→ **INSTRUÇÃO**:
Reproduza todas as linhas dos itens abaixo, sem nenhuma alteração.

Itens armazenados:
--
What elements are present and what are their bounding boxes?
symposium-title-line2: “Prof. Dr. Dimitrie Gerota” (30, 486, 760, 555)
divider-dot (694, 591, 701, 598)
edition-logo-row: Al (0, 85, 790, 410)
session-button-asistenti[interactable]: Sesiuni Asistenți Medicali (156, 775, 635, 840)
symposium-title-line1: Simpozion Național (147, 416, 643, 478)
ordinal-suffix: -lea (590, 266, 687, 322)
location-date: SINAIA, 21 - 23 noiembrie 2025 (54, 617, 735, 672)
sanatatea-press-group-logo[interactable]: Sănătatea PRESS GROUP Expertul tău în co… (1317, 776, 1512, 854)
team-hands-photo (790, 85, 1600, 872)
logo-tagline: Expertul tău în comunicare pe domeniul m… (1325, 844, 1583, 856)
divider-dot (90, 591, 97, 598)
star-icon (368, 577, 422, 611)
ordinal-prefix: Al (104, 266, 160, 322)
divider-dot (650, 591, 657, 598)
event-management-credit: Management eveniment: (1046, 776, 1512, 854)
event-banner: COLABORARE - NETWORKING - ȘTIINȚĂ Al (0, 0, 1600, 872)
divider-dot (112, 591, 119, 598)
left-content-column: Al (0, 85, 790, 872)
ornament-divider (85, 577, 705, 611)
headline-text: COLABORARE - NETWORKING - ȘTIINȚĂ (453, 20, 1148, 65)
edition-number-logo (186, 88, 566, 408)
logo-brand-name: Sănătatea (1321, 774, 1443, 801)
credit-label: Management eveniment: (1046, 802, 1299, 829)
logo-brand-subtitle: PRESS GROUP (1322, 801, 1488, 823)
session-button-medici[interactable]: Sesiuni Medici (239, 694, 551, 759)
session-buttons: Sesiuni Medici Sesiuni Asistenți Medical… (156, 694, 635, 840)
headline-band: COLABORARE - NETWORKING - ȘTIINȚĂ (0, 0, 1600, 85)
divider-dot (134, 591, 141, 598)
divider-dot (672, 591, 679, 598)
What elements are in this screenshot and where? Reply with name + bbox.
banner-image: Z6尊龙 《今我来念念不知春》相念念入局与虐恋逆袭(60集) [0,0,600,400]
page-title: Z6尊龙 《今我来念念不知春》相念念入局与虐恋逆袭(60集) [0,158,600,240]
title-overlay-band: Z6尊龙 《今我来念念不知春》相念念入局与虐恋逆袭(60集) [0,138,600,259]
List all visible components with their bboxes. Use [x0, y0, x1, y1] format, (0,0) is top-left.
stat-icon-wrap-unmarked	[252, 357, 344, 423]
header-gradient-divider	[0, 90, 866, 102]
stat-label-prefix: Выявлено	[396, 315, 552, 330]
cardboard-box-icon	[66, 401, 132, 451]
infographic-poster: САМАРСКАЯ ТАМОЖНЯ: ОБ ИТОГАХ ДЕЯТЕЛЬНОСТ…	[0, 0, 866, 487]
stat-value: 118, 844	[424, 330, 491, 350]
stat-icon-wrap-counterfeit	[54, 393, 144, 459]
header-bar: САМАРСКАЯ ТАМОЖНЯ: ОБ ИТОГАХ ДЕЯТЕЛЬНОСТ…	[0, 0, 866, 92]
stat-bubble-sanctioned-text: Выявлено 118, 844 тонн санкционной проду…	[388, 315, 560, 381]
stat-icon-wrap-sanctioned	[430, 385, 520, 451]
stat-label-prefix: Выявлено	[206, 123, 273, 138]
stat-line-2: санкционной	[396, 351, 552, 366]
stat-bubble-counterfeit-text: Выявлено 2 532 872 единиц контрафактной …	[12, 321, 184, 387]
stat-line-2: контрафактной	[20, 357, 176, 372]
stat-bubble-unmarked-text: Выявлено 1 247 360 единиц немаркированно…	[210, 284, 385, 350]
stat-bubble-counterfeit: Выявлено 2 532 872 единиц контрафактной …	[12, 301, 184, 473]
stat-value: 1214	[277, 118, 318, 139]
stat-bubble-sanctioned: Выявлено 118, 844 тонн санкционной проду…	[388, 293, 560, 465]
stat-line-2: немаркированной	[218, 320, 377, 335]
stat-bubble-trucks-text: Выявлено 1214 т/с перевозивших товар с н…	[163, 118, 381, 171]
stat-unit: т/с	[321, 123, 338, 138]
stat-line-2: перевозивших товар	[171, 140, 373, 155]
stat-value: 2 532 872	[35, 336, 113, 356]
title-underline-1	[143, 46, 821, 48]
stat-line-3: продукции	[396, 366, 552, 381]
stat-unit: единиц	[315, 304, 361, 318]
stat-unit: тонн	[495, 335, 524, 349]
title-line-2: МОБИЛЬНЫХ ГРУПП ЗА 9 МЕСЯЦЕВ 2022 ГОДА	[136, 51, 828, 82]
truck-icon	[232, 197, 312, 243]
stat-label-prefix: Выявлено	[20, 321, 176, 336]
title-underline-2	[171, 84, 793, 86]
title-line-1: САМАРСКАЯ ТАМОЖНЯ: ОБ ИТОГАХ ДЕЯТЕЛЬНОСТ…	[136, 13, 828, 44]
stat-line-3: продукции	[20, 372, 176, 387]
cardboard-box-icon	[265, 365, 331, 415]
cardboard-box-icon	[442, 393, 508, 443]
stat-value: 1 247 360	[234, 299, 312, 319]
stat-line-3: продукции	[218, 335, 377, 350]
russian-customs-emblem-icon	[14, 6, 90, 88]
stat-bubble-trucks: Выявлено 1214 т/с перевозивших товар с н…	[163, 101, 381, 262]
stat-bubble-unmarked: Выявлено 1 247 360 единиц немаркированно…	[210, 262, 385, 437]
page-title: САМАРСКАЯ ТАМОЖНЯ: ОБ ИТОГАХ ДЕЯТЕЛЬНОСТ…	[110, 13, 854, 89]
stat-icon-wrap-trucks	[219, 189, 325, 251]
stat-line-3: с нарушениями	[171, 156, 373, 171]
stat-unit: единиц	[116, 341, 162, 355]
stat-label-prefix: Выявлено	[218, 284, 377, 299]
--
→ **RESPOSTA COMPLETA**:
What elements are present and what are their bounding boxes?
symposium-title-line2: “Prof. Dr. Dimitrie Gerota” (30, 486, 760, 555)
divider-dot (694, 591, 701, 598)
edition-logo-row: Al (0, 85, 790, 410)
session-button-asistenti[interactable]: Sesiuni Asistenți Medicali (156, 775, 635, 840)
symposium-title-line1: Simpozion Național (147, 416, 643, 478)
ordinal-suffix: -lea (590, 266, 687, 322)
location-date: SINAIA, 21 - 23 noiembrie 2025 (54, 617, 735, 672)
sanatatea-press-group-logo[interactable]: Sănătatea PRESS GROUP Expertul tău în co… (1317, 776, 1512, 854)
team-hands-photo (790, 85, 1600, 872)
logo-tagline: Expertul tău în comunicare pe domeniul m… (1325, 844, 1583, 856)
divider-dot (90, 591, 97, 598)
star-icon (368, 577, 422, 611)
ordinal-prefix: Al (104, 266, 160, 322)
divider-dot (650, 591, 657, 598)
event-management-credit: Management eveniment: (1046, 776, 1512, 854)
event-banner: COLABORARE - NETWORKING - ȘTIINȚĂ Al (0, 0, 1600, 872)
divider-dot (112, 591, 119, 598)
left-content-column: Al (0, 85, 790, 872)
ornament-divider (85, 577, 705, 611)
headline-text: COLABORARE - NETWORKING - ȘTIINȚĂ (453, 20, 1148, 65)
edition-number-logo (186, 88, 566, 408)
logo-brand-name: Sănătatea (1321, 774, 1443, 801)
credit-label: Management eveniment: (1046, 802, 1299, 829)
logo-brand-subtitle: PRESS GROUP (1322, 801, 1488, 823)
session-button-medici[interactable]: Sesiuni Medici (239, 694, 551, 759)
session-buttons: Sesiuni Medici Sesiuni Asistenți Medical… (156, 694, 635, 840)
headline-band: COLABORARE - NETWORKING - ȘTIINȚĂ (0, 0, 1600, 85)
divider-dot (134, 591, 141, 598)
divider-dot (672, 591, 679, 598)
What elements are in this screenshot and where? Reply with name + bbox.
banner-image: Z6尊龙 《今我来念念不知春》相念念入局与虐恋逆袭(60集) [0,0,600,400]
page-title: Z6尊龙 《今我来念念不知春》相念念入局与虐恋逆袭(60集) [0,158,600,240]
title-overlay-band: Z6尊龙 《今我来念念不知春》相念念入局与虐恋逆袭(60集) [0,138,600,259]
List all visible components with their bboxes. Use [x0, y0, x1, y1] format, (0,0) is top-left.
stat-icon-wrap-unmarked	[252, 357, 344, 423]
header-gradient-divider	[0, 90, 866, 102]
stat-label-prefix: Выявлено	[396, 315, 552, 330]
cardboard-box-icon	[66, 401, 132, 451]
infographic-poster: САМАРСКАЯ ТАМОЖНЯ: ОБ ИТОГАХ ДЕЯТЕЛЬНОСТ…	[0, 0, 866, 487]
stat-value: 118, 844	[424, 330, 491, 350]
stat-icon-wrap-counterfeit	[54, 393, 144, 459]
header-bar: САМАРСКАЯ ТАМОЖНЯ: ОБ ИТОГАХ ДЕЯТЕЛЬНОСТ…	[0, 0, 866, 92]
stat-bubble-sanctioned-text: Выявлено 118, 844 тонн санкционной проду…	[388, 315, 560, 381]
stat-icon-wrap-sanctioned	[430, 385, 520, 451]
stat-label-prefix: Выявлено	[206, 123, 273, 138]
stat-line-2: санкционной	[396, 351, 552, 366]
stat-bubble-counterfeit-text: Выявлено 2 532 872 единиц контрафактной …	[12, 321, 184, 387]
stat-line-2: контрафактной	[20, 357, 176, 372]
stat-bubble-unmarked-text: Выявлено 1 247 360 единиц немаркированно…	[210, 284, 385, 350]
stat-bubble-counterfeit: Выявлено 2 532 872 единиц контрафактной …	[12, 301, 184, 473]
stat-value: 1214	[277, 118, 318, 139]
stat-bubble-sanctioned: Выявлено 118, 844 тонн санкционной проду…	[388, 293, 560, 465]
stat-line-2: немаркированной	[218, 320, 377, 335]
stat-bubble-trucks-text: Выявлено 1214 т/с перевозивших товар с н…	[163, 118, 381, 171]
stat-unit: т/с	[321, 123, 338, 138]
stat-line-2: перевозивших товар	[171, 140, 373, 155]
stat-value: 2 532 872	[35, 336, 113, 356]
title-underline-1	[143, 46, 821, 48]
stat-line-3: продукции	[396, 366, 552, 381]
stat-unit: единиц	[315, 304, 361, 318]
stat-unit: тонн	[495, 335, 524, 349]
title-line-2: МОБИЛЬНЫХ ГРУПП ЗА 9 МЕСЯЦЕВ 2022 ГОДА	[136, 51, 828, 82]
truck-icon	[232, 197, 312, 243]
stat-label-prefix: Выявлено	[20, 321, 176, 336]
title-underline-2	[171, 84, 793, 86]
title-line-1: САМАРСКАЯ ТАМОЖНЯ: ОБ ИТОГАХ ДЕЯТЕЛЬНОСТ…	[136, 13, 828, 44]
stat-line-3: продукции	[20, 372, 176, 387]
cardboard-box-icon	[265, 365, 331, 415]
cardboard-box-icon	[442, 393, 508, 443]
stat-value: 1 247 360	[234, 299, 312, 319]
stat-line-3: продукции	[218, 335, 377, 350]
russian-customs-emblem-icon	[14, 6, 90, 88]
stat-bubble-trucks: Выявлено 1214 т/с перевозивших товар с н…	[163, 101, 381, 262]
stat-bubble-unmarked: Выявлено 1 247 360 единиц немаркированно…	[210, 262, 385, 437]
page-title: САМАРСКАЯ ТАМОЖНЯ: ОБ ИТОГАХ ДЕЯТЕЛЬНОСТ…	[110, 13, 854, 89]
stat-icon-wrap-trucks	[219, 189, 325, 251]
stat-line-3: с нарушениями	[171, 156, 373, 171]
stat-unit: единиц	[116, 341, 162, 355]
stat-label-prefix: Выявлено	[218, 284, 377, 299]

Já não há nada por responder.